-- Given request --
Copy the material from the line with "slider-controls xyxy=(452,760,578,812)" up to and including the line with "card-place: Nepal, Pokahara xyxy=(706,645,803,660)", character for character.
---
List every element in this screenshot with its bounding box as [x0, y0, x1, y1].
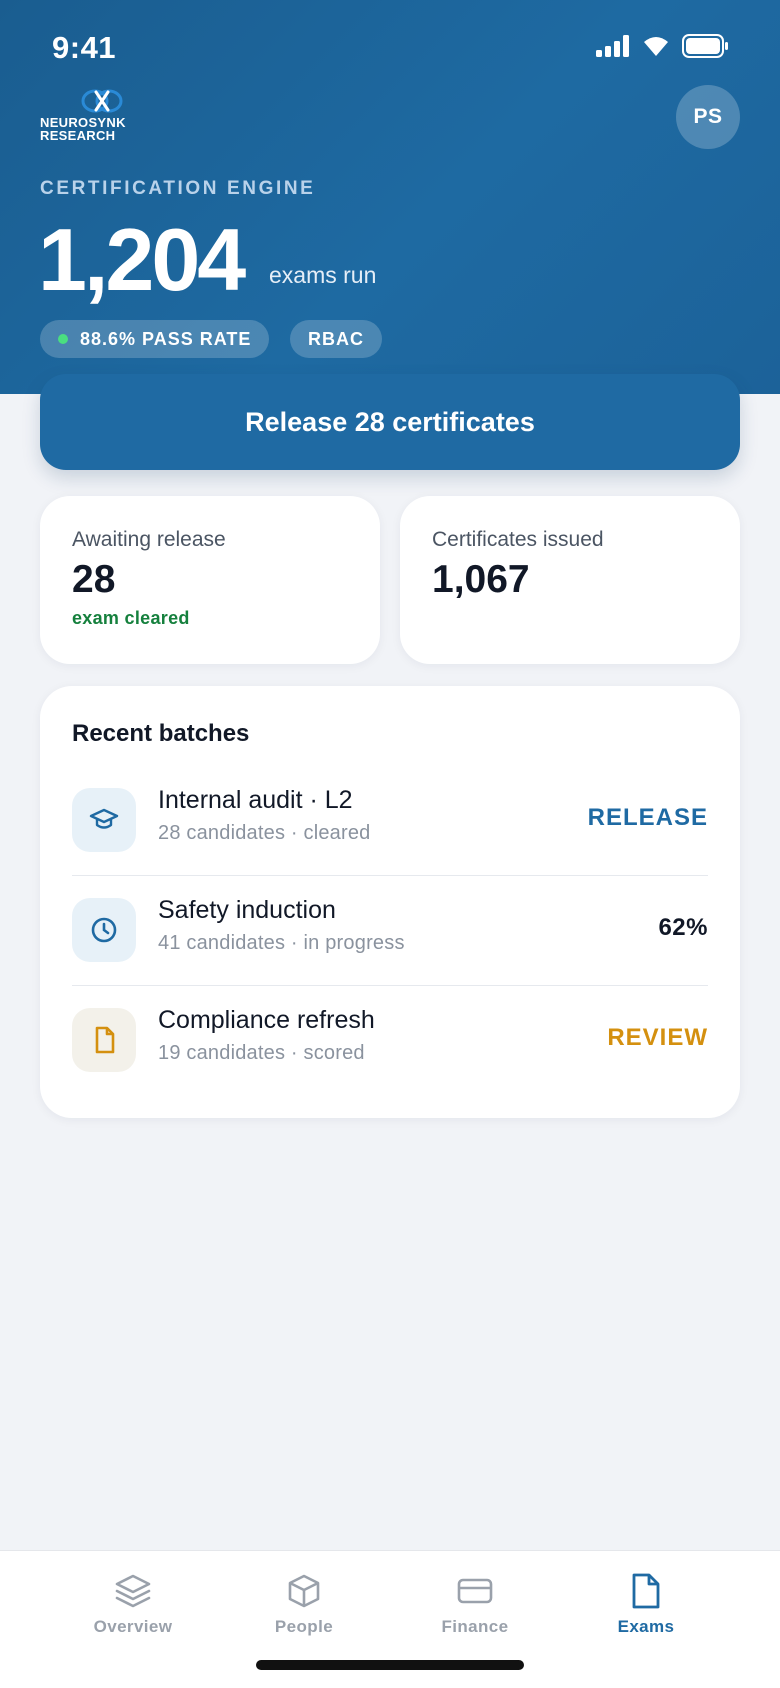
graduation-cap-icon [72, 788, 136, 852]
batch-row[interactable]: Internal audit · L2 28 candidates · clea… [72, 766, 708, 876]
exams-count: 1,204 [38, 210, 246, 309]
tab-label: Exams [617, 1617, 675, 1636]
review-batch-button[interactable]: REVIEW [607, 1024, 708, 1052]
wifi-icon [644, 37, 668, 56]
section-eyebrow: CERTIFICATION ENGINE [40, 178, 316, 199]
layers-icon [115, 1573, 151, 1609]
document-icon [72, 1008, 136, 1072]
stat-value: 1,067 [432, 558, 530, 601]
pass-rate-badge: 88.6% PASS RATE [40, 320, 270, 358]
section-title: Recent batches [72, 720, 250, 747]
tab-label: Overview [93, 1617, 173, 1636]
batch-meta: 19 candidates · scored [158, 1042, 365, 1064]
signal-icon [596, 35, 629, 57]
stat-label: Awaiting release [72, 528, 226, 551]
release-certificates-button[interactable]: Release 28 certificates [40, 374, 740, 470]
cube-icon [286, 1573, 322, 1609]
tab-finance[interactable]: Finance [415, 1573, 535, 1643]
rbac-badge: RBAC [290, 320, 382, 358]
user-avatar[interactable]: PS [676, 85, 740, 149]
certificates-issued-card[interactable]: Certificates issued 1,067 [400, 496, 740, 664]
status-time: 9:41 [52, 30, 117, 65]
neurosynk-logo: NEUROSYNK RESEARCH [40, 88, 170, 144]
batch-row[interactable]: Safety induction 41 candidates · in prog… [72, 876, 708, 986]
recent-batches-card: Recent batches Internal audit · L2 28 ca… [40, 686, 740, 1118]
document-icon [628, 1573, 664, 1609]
release-batch-button[interactable]: RELEASE [588, 804, 708, 832]
batch-name: Compliance refresh [158, 1006, 375, 1034]
batch-progress-value: 62% [658, 914, 708, 941]
home-indicator [256, 1660, 524, 1670]
tab-overview[interactable]: Overview [73, 1573, 193, 1643]
status-icons [596, 34, 728, 58]
batch-name: Safety induction [158, 896, 336, 924]
awaiting-release-card[interactable]: Awaiting release 28 exam cleared [40, 496, 380, 664]
battery-icon [682, 34, 728, 58]
tab-label: Finance [441, 1617, 509, 1636]
exams-unit: exams run [269, 262, 377, 288]
clock-icon [72, 898, 136, 962]
tab-exams[interactable]: Exams [586, 1573, 706, 1643]
tab-label: People [274, 1617, 334, 1636]
card-icon [457, 1573, 493, 1609]
status-bar: 9:41 [0, 0, 780, 96]
logo-wordmark: NEUROSYNK RESEARCH [40, 116, 170, 142]
batch-meta: 41 candidates · in progress [158, 932, 405, 954]
stat-label: Certificates issued [432, 528, 604, 551]
stat-sub: exam cleared [72, 608, 190, 628]
tab-people[interactable]: People [244, 1573, 364, 1643]
batch-meta: 28 candidates · cleared [158, 822, 371, 844]
logo-mark-icon [81, 89, 123, 113]
status-dot-icon [58, 334, 68, 344]
batch-row[interactable]: Compliance refresh 19 candidates · score… [72, 986, 708, 1096]
batch-name: Internal audit · L2 [158, 786, 353, 814]
rbac-label: RBAC [308, 328, 364, 349]
stat-value: 28 [72, 558, 116, 601]
logo-line-2: RESEARCH [40, 128, 116, 143]
pass-rate-label: 88.6% PASS RATE [80, 328, 252, 349]
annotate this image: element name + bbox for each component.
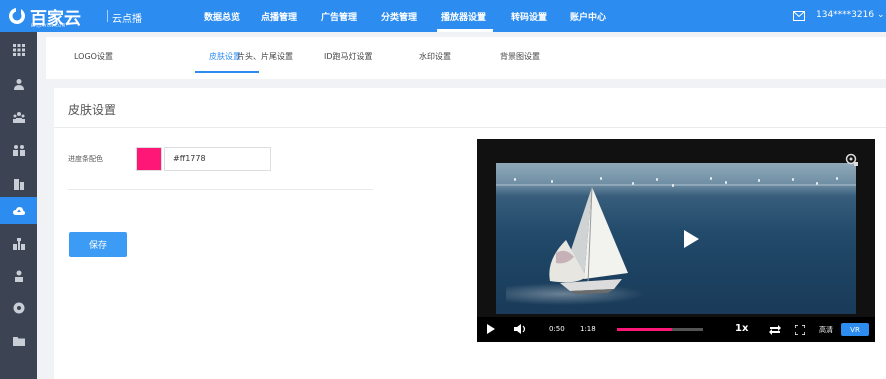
product-name: 云点播	[112, 14, 142, 25]
tab-marquee-settings[interactable]: ID跑马灯设置	[324, 51, 373, 62]
topnav-player-settings[interactable]: 播放器设置	[441, 10, 486, 23]
screenshot-icon[interactable]	[845, 153, 859, 167]
circle-icon	[13, 302, 24, 313]
logo-icon	[9, 7, 25, 24]
video-frame[interactable]	[496, 163, 856, 314]
color-swatch[interactable]	[136, 147, 162, 171]
mail-icon[interactable]	[793, 11, 805, 21]
topnav-vod-manage[interactable]: 点播管理	[261, 10, 297, 23]
quality-selector[interactable]: 高清	[819, 325, 833, 335]
sidebar-item-grid[interactable]	[0, 36, 37, 63]
tab-intro-outro-settings[interactable]: 片头、片尾设置	[237, 51, 293, 62]
player-controls: 0:50 1:18 1x 高清 VR	[477, 317, 875, 342]
tab-watermark-settings[interactable]: 水印设置	[419, 51, 451, 62]
loop-icon[interactable]	[769, 325, 781, 335]
sidebar-item-building[interactable]	[0, 170, 37, 197]
folder-icon	[12, 336, 25, 346]
logo-separator	[107, 10, 108, 22]
player-preview: 0:50 1:18 1x 高清 VR	[477, 139, 875, 342]
sidebar-item-folder[interactable]	[0, 327, 37, 354]
progress-bar-fill	[617, 328, 673, 331]
sidebar-item-person[interactable]	[0, 262, 37, 289]
sailboat-image	[549, 186, 628, 294]
topnav-data-overview[interactable]: 数据总览	[204, 10, 240, 23]
grid-icon	[12, 43, 25, 56]
distant-boat	[836, 177, 838, 180]
sidebar-item-user[interactable]	[0, 70, 37, 97]
sidebar-item-cloud[interactable]	[0, 197, 37, 224]
sidebar-item-group[interactable]	[0, 103, 37, 130]
sidebar-item-circle[interactable]	[0, 294, 37, 321]
topnav-transcode-settings[interactable]: 转码设置	[511, 10, 547, 23]
distant-boat	[710, 177, 712, 180]
tab-background-settings[interactable]: 背景图设置	[500, 51, 540, 62]
user-account-menu[interactable]: 134****3216 ⌄	[816, 10, 884, 20]
person-icon	[14, 270, 23, 282]
distant-boat	[725, 181, 727, 184]
progress-bar[interactable]	[617, 328, 703, 331]
current-time: 0:50	[549, 325, 565, 333]
vr-badge[interactable]: VR	[841, 323, 869, 336]
distant-boat	[514, 178, 516, 181]
team-icon	[12, 144, 25, 156]
top-bar: 百家云 BAIJIAYUN.COM 云点播 数据总览 点播管理 广告管理 分类管…	[0, 0, 886, 32]
distant-boat	[551, 180, 553, 183]
hex-color-input[interactable]	[173, 154, 263, 163]
topnav-account-center[interactable]: 账户中心	[570, 10, 606, 23]
section-title: 皮肤设置	[68, 103, 117, 117]
sidebar	[0, 32, 37, 379]
distant-boat	[816, 182, 818, 185]
group-icon	[12, 111, 25, 123]
cloud-icon	[12, 206, 25, 215]
play-icon[interactable]	[487, 324, 495, 334]
progress-color-label: 进度条配色	[68, 155, 103, 163]
tab-active-indicator	[195, 71, 259, 73]
tab-logo-settings[interactable]: LOGO设置	[74, 51, 113, 62]
duration: 1:18	[580, 325, 596, 333]
topnav-category-manage[interactable]: 分类管理	[381, 10, 417, 23]
playback-speed[interactable]: 1x	[735, 323, 748, 334]
form-divider	[68, 189, 373, 190]
distant-boat	[758, 179, 760, 182]
volume-icon[interactable]	[514, 324, 526, 334]
sidebar-item-team[interactable]	[0, 136, 37, 163]
brand-sub: BAIJIAYUN.COM	[31, 23, 66, 28]
save-button[interactable]: 保存	[69, 232, 127, 257]
building-icon	[13, 178, 24, 190]
play-overlay-icon[interactable]	[682, 229, 700, 249]
section-divider	[54, 127, 886, 128]
hex-color-field[interactable]	[164, 147, 271, 171]
topnav-active-indicator	[437, 29, 493, 32]
org-icon	[12, 237, 25, 250]
fullscreen-icon[interactable]	[795, 325, 805, 335]
topnav-ad-manage[interactable]: 广告管理	[321, 10, 357, 23]
sidebar-item-org[interactable]	[0, 230, 37, 257]
user-icon	[13, 78, 24, 90]
distant-boat	[656, 178, 658, 181]
distant-boat	[600, 177, 602, 180]
distant-boat	[792, 178, 794, 181]
distant-boat	[672, 184, 674, 187]
settings-tabs: LOGO设置 皮肤设置 片头、片尾设置 ID跑马灯设置 水印设置 背景图设置	[46, 37, 886, 79]
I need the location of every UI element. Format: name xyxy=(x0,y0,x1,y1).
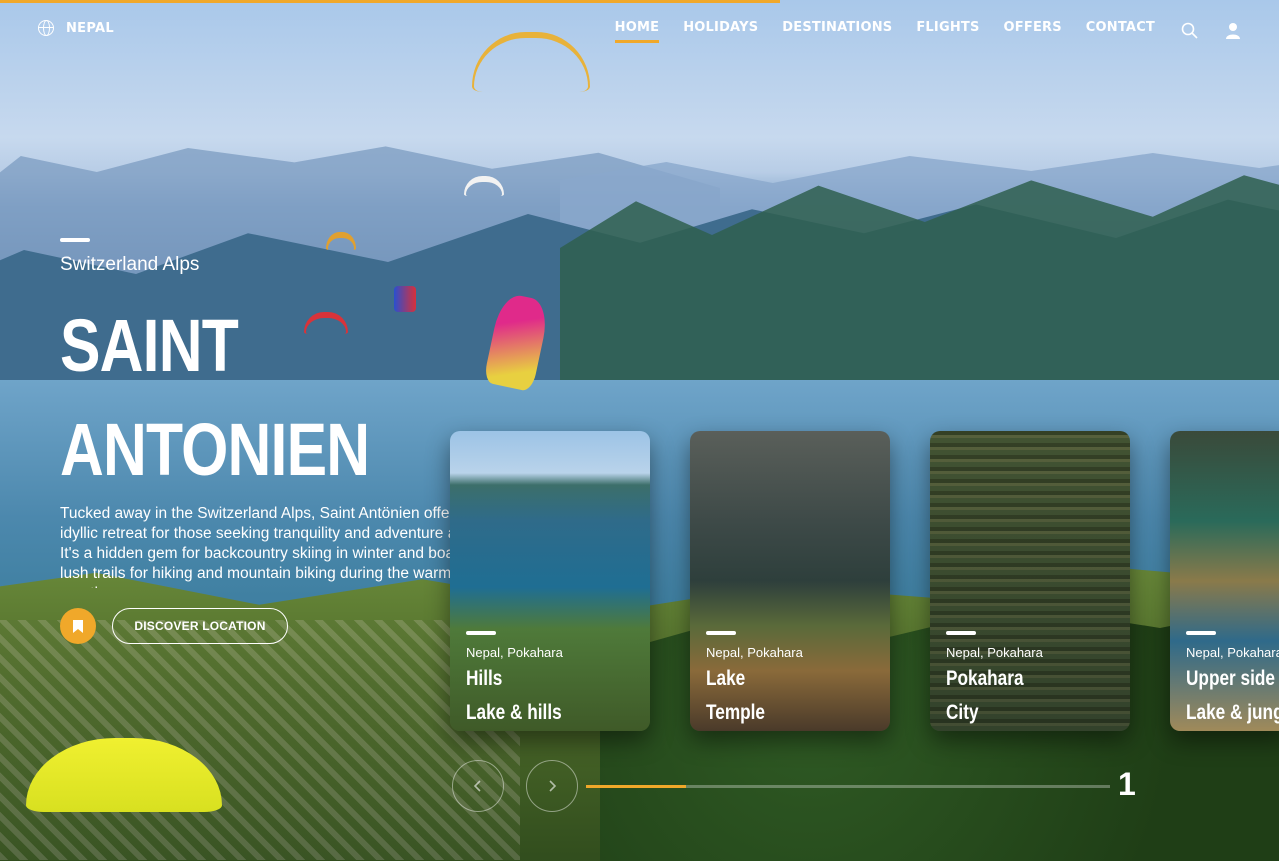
slider-controls xyxy=(452,760,578,812)
bookmark-button[interactable] xyxy=(60,608,96,644)
destination-card[interactable]: Nepal, Pokahara Hills Lake & hills xyxy=(450,431,650,731)
card-title-1: Lake xyxy=(706,667,746,690)
brand-label: NEPAL xyxy=(66,20,114,36)
nav-contact[interactable]: CONTACT xyxy=(1086,20,1155,41)
card-place: Nepal, Pokahara xyxy=(706,645,803,660)
card-place: Nepal, Pokahara xyxy=(466,645,563,660)
card-dash xyxy=(1186,631,1216,635)
card-place: Nepal, Pokahara xyxy=(1186,645,1279,660)
slide-number: 1 xyxy=(1118,766,1136,802)
destination-card[interactable]: Nepal, Pokahara Pokahara City xyxy=(930,431,1130,731)
globe-icon xyxy=(38,20,54,36)
nav-holidays[interactable]: HOLIDAYS xyxy=(683,20,758,41)
hero-title-line2: ANTONIEN xyxy=(60,408,370,491)
card-dash xyxy=(946,631,976,635)
search-icon[interactable] xyxy=(1179,21,1199,41)
card-title-1: Pokahara xyxy=(946,667,1024,690)
card-dash xyxy=(466,631,496,635)
nav-flights[interactable]: FLIGHTS xyxy=(916,20,979,41)
prev-slide-button[interactable] xyxy=(452,760,504,812)
card-title-2: Lake & hills xyxy=(466,701,562,724)
card-dash xyxy=(706,631,736,635)
page-progress-bar xyxy=(0,0,781,3)
hero-dash xyxy=(60,238,90,242)
main-nav: HOME HOLIDAYS DESTINATIONS FLIGHTS OFFER… xyxy=(591,20,1243,43)
chevron-right-icon xyxy=(549,780,557,792)
destination-card[interactable]: Nepal, Pokahara Lake Temple xyxy=(690,431,890,731)
card-place: Nepal, Pokahara xyxy=(946,645,1043,660)
hero-actions: DISCOVER LOCATION xyxy=(60,608,288,644)
destination-card[interactable]: Nepal, Pokahara Upper side Lake & jungle xyxy=(1170,431,1279,731)
brand[interactable]: NEPAL xyxy=(38,20,114,36)
card-title-2: City xyxy=(946,701,979,724)
hero-title: SAINT ANTONIEN xyxy=(60,294,404,502)
nav-home[interactable]: HOME xyxy=(614,20,660,43)
chevron-left-icon xyxy=(473,780,481,792)
user-icon[interactable] xyxy=(1223,21,1243,41)
slider-progress-fill xyxy=(586,785,686,788)
bookmark-icon xyxy=(73,619,83,633)
hero-content: Switzerland Alps SAINT ANTONIEN Tucked a… xyxy=(60,238,484,644)
nav-offers[interactable]: OFFERS xyxy=(1004,20,1062,41)
hero-title-line1: SAINT xyxy=(60,304,239,387)
slider-progress-track xyxy=(586,785,1110,788)
next-slide-button[interactable] xyxy=(526,760,578,812)
card-title-2: Temple xyxy=(706,701,766,724)
nav-destinations[interactable]: DESTINATIONS xyxy=(782,20,892,41)
destination-cards: Nepal, Pokahara Hills Lake & hills Nepal… xyxy=(450,431,1279,731)
site-header: NEPAL HOME HOLIDAYS DESTINATIONS FLIGHTS… xyxy=(0,0,1279,58)
town xyxy=(0,620,520,860)
hero-description: Tucked away in the Switzerland Alps, Sai… xyxy=(60,505,484,588)
discover-location-button[interactable]: DISCOVER LOCATION xyxy=(112,608,288,644)
card-title-1: Hills xyxy=(466,667,503,690)
hero-subtitle: Switzerland Alps xyxy=(60,254,200,275)
card-title-1: Upper side xyxy=(1186,667,1275,690)
card-title-2: Lake & jungle xyxy=(1186,701,1279,724)
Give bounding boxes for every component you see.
---
-- Written answer --
slider-controls xyxy=(452,760,578,812)
bookmark-button[interactable] xyxy=(60,608,96,644)
destination-card[interactable]: Nepal, Pokahara Hills Lake & hills xyxy=(450,431,650,731)
card-title-1: Lake xyxy=(706,667,746,690)
brand-label: NEPAL xyxy=(66,20,114,36)
nav-contact[interactable]: CONTACT xyxy=(1086,20,1155,41)
card-place: Nepal, Pokahara xyxy=(706,645,803,660)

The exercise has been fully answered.